(Rows from a dataset)
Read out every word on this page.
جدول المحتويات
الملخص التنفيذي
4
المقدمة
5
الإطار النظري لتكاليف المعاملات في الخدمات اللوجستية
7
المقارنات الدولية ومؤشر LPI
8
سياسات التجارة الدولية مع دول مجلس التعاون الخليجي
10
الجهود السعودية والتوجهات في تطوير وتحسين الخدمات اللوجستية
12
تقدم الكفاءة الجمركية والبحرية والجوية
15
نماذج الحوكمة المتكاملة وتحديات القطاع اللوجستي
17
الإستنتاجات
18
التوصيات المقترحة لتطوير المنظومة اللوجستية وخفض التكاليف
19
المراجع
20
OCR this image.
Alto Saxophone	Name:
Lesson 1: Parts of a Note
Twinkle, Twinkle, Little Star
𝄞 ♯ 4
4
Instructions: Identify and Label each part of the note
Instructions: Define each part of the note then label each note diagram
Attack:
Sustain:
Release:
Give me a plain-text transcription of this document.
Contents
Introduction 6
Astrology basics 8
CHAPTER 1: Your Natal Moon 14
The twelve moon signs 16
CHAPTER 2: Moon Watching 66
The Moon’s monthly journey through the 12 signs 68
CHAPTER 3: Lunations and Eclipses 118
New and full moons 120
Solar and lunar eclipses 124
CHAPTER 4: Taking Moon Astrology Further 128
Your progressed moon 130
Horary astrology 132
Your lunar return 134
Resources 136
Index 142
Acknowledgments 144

* [Objective]: Every record should be given again exactly.

* [Response below]:
Read out every word on this page.
جدول المحتويات
الملخص التنفيذي
4
المقدمة
5
الإطار النظري لتكاليف المعاملات في الخدمات اللوجستية
7
المقارنات الدولية ومؤشر LPI
8
سياسات التجارة الدولية مع دول مجلس التعاون الخليجي
10
الجهود السعودية والتوجهات في تطوير وتحسين الخدمات اللوجستية
12
تقدم الكفاءة الجمركية والبحرية والجوية
15
نماذج الحوكمة المتكاملة وتحديات القطاع اللوجستي
17
الإستنتاجات
18
التوصيات المقترحة لتطوير المنظومة اللوجستية وخفض التكاليف
19
المراجع
20
OCR this image.
Alto Saxophone	Name:
Lesson 1: Parts of a Note
Twinkle, Twinkle, Little Star
𝄞 ♯ 4
4
Instructions: Identify and Label each part of the note
Instructions: Define each part of the note then label each note diagram
Attack:
Sustain:
Release:
Give me a plain-text transcription of this document.
Contents
Introduction 6
Astrology basics 8
CHAPTER 1: Your Natal Moon 14
The twelve moon signs 16
CHAPTER 2: Moon Watching 66
The Moon’s monthly journey through the 12 signs 68
CHAPTER 3: Lunations and Eclipses 118
New and full moons 120
Solar and lunar eclipses 124
CHAPTER 4: Taking Moon Astrology Further 128
Your progressed moon 130
Horary astrology 132
Your lunar return 134
Resources 136
Index 142
Acknowledgments 144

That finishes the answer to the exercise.